Records excerpted from a collection

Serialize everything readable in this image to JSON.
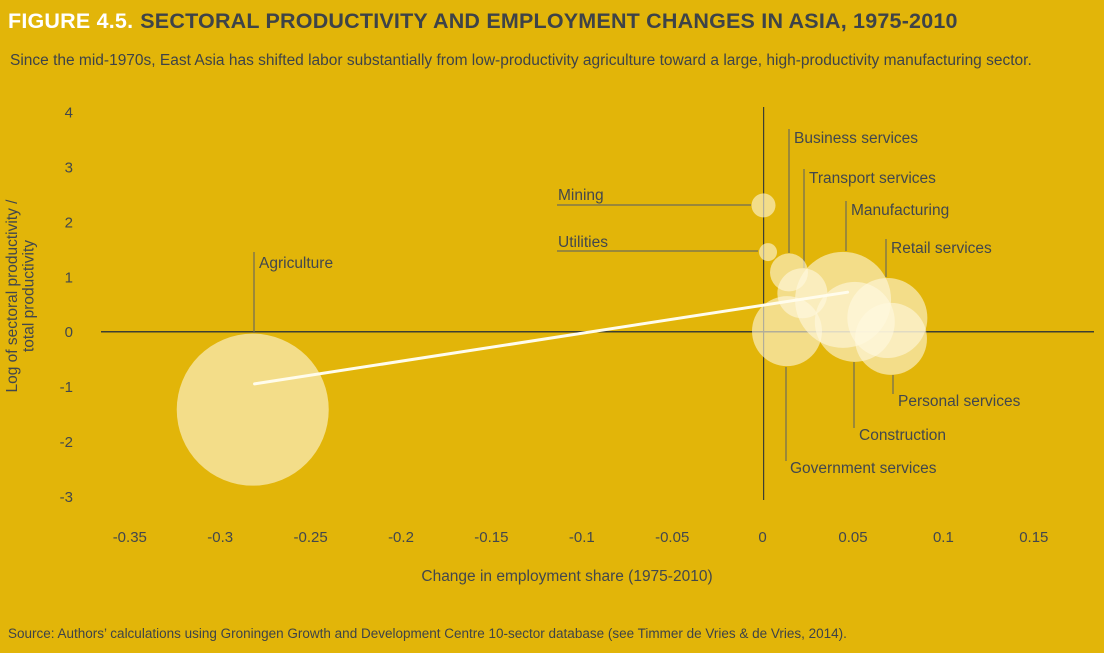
{
  "figure": {
    "label": "FIGURE 4.5.",
    "title": "SECTORAL PRODUCTIVITY AND EMPLOYMENT CHANGES IN ASIA, 1975-2010",
    "subtitle": "Since the mid-1970s, East Asia has shifted labor substantially from low-productivity agriculture toward a large, high-productivity manufacturing sector.",
    "source": "Source: Authors’ calculations using Groningen Growth and Development Centre 10-sector database (see Timmer de Vries & de Vries, 2014)."
  },
  "colors": {
    "background": "#E2B509",
    "bubble_fill": "rgba(255,249,224,0.60)",
    "axis_line": "#3C3E33",
    "leader_line": "#6E6C57",
    "text": "#42474D",
    "figure_label_text": "#FFFFFF",
    "title_text": "#3E4348",
    "trend_line": "#FFFCEC"
  },
  "chart_data": {
    "type": "scatter",
    "subtype": "bubble",
    "xlabel": "Change in employment share (1975-2010)",
    "ylabel_lines": [
      "Log of sectoral productivity /",
      "total productivity"
    ],
    "xlim": [
      -0.39,
      0.185
    ],
    "ylim": [
      -3.6,
      4.3
    ],
    "grid": false,
    "x_ticks": [
      {
        "v": -0.35,
        "label": "-0.35"
      },
      {
        "v": -0.3,
        "label": "-0.3"
      },
      {
        "v": -0.25,
        "label": "-0.25"
      },
      {
        "v": -0.2,
        "label": "-0.2"
      },
      {
        "v": -0.15,
        "label": "-0.15"
      },
      {
        "v": -0.1,
        "label": "-0.1"
      },
      {
        "v": -0.05,
        "label": "-0.05"
      },
      {
        "v": 0,
        "label": "0"
      },
      {
        "v": 0.05,
        "label": "0.05"
      },
      {
        "v": 0.1,
        "label": "0.1"
      },
      {
        "v": 0.15,
        "label": "0.15"
      }
    ],
    "y_ticks": [
      {
        "v": 4,
        "label": "4"
      },
      {
        "v": 3,
        "label": "3"
      },
      {
        "v": 2,
        "label": "2"
      },
      {
        "v": 1,
        "label": "1"
      },
      {
        "v": 0,
        "label": "0"
      },
      {
        "v": -1,
        "label": "-1"
      },
      {
        "v": -2,
        "label": "-2"
      },
      {
        "v": -3,
        "label": "-3"
      }
    ],
    "points": [
      {
        "sector": "Agriculture",
        "x": -0.282,
        "y": -1.42,
        "r": 76
      },
      {
        "sector": "Mining",
        "x": 0.0005,
        "y": 2.3,
        "r": 12
      },
      {
        "sector": "Utilities",
        "x": 0.003,
        "y": 1.45,
        "r": 9
      },
      {
        "sector": "Business services",
        "x": 0.0146,
        "y": 1.08,
        "r": 19
      },
      {
        "sector": "Transport services",
        "x": 0.022,
        "y": 0.7,
        "r": 25
      },
      {
        "sector": "Manufacturing",
        "x": 0.0445,
        "y": 0.58,
        "r": 48
      },
      {
        "sector": "Retail services",
        "x": 0.069,
        "y": 0.25,
        "r": 40
      },
      {
        "sector": "Personal services",
        "x": 0.071,
        "y": -0.13,
        "r": 36
      },
      {
        "sector": "Construction",
        "x": 0.051,
        "y": 0.18,
        "r": 40
      },
      {
        "sector": "Government services",
        "x": 0.0135,
        "y": 0.01,
        "r": 35
      }
    ],
    "trend_line": {
      "x1": -0.281,
      "y1": -0.95,
      "x2": 0.047,
      "y2": 0.72
    }
  }
}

» Written exercise: All of the entries need to be transcribed word for word; pictures are left out.

» Completed task:
Serialize everything readable in this image to JSON.
{
  "figure": {
    "label": "FIGURE 4.5.",
    "title": "SECTORAL PRODUCTIVITY AND EMPLOYMENT CHANGES IN ASIA, 1975-2010",
    "subtitle": "Since the mid-1970s, East Asia has shifted labor substantially from low-productivity agriculture toward a large, high-productivity manufacturing sector.",
    "source": "Source: Authors’ calculations using Groningen Growth and Development Centre 10-sector database (see Timmer de Vries & de Vries, 2014)."
  },
  "colors": {
    "background": "#E2B509",
    "bubble_fill": "rgba(255,249,224,0.60)",
    "axis_line": "#3C3E33",
    "leader_line": "#6E6C57",
    "text": "#42474D",
    "figure_label_text": "#FFFFFF",
    "title_text": "#3E4348",
    "trend_line": "#FFFCEC"
  },
  "chart_data": {
    "type": "scatter",
    "subtype": "bubble",
    "xlabel": "Change in employment share (1975-2010)",
    "ylabel_lines": [
      "Log of sectoral productivity /",
      "total productivity"
    ],
    "xlim": [
      -0.39,
      0.185
    ],
    "ylim": [
      -3.6,
      4.3
    ],
    "grid": false,
    "x_ticks": [
      {
        "v": -0.35,
        "label": "-0.35"
      },
      {
        "v": -0.3,
        "label": "-0.3"
      },
      {
        "v": -0.25,
        "label": "-0.25"
      },
      {
        "v": -0.2,
        "label": "-0.2"
      },
      {
        "v": -0.15,
        "label": "-0.15"
      },
      {
        "v": -0.1,
        "label": "-0.1"
      },
      {
        "v": -0.05,
        "label": "-0.05"
      },
      {
        "v": 0,
        "label": "0"
      },
      {
        "v": 0.05,
        "label": "0.05"
      },
      {
        "v": 0.1,
        "label": "0.1"
      },
      {
        "v": 0.15,
        "label": "0.15"
      }
    ],
    "y_ticks": [
      {
        "v": 4,
        "label": "4"
      },
      {
        "v": 3,
        "label": "3"
      },
      {
        "v": 2,
        "label": "2"
      },
      {
        "v": 1,
        "label": "1"
      },
      {
        "v": 0,
        "label": "0"
      },
      {
        "v": -1,
        "label": "-1"
      },
      {
        "v": -2,
        "label": "-2"
      },
      {
        "v": -3,
        "label": "-3"
      }
    ],
    "points": [
      {
        "sector": "Agriculture",
        "x": -0.282,
        "y": -1.42,
        "r": 76
      },
      {
        "sector": "Mining",
        "x": 0.0005,
        "y": 2.3,
        "r": 12
      },
      {
        "sector": "Utilities",
        "x": 0.003,
        "y": 1.45,
        "r": 9
      },
      {
        "sector": "Business services",
        "x": 0.0146,
        "y": 1.08,
        "r": 19
      },
      {
        "sector": "Transport services",
        "x": 0.022,
        "y": 0.7,
        "r": 25
      },
      {
        "sector": "Manufacturing",
        "x": 0.0445,
        "y": 0.58,
        "r": 48
      },
      {
        "sector": "Retail services",
        "x": 0.069,
        "y": 0.25,
        "r": 40
      },
      {
        "sector": "Personal services",
        "x": 0.071,
        "y": -0.13,
        "r": 36
      },
      {
        "sector": "Construction",
        "x": 0.051,
        "y": 0.18,
        "r": 40
      },
      {
        "sector": "Government services",
        "x": 0.0135,
        "y": 0.01,
        "r": 35
      }
    ],
    "trend_line": {
      "x1": -0.281,
      "y1": -0.95,
      "x2": 0.047,
      "y2": 0.72
    }
  }
}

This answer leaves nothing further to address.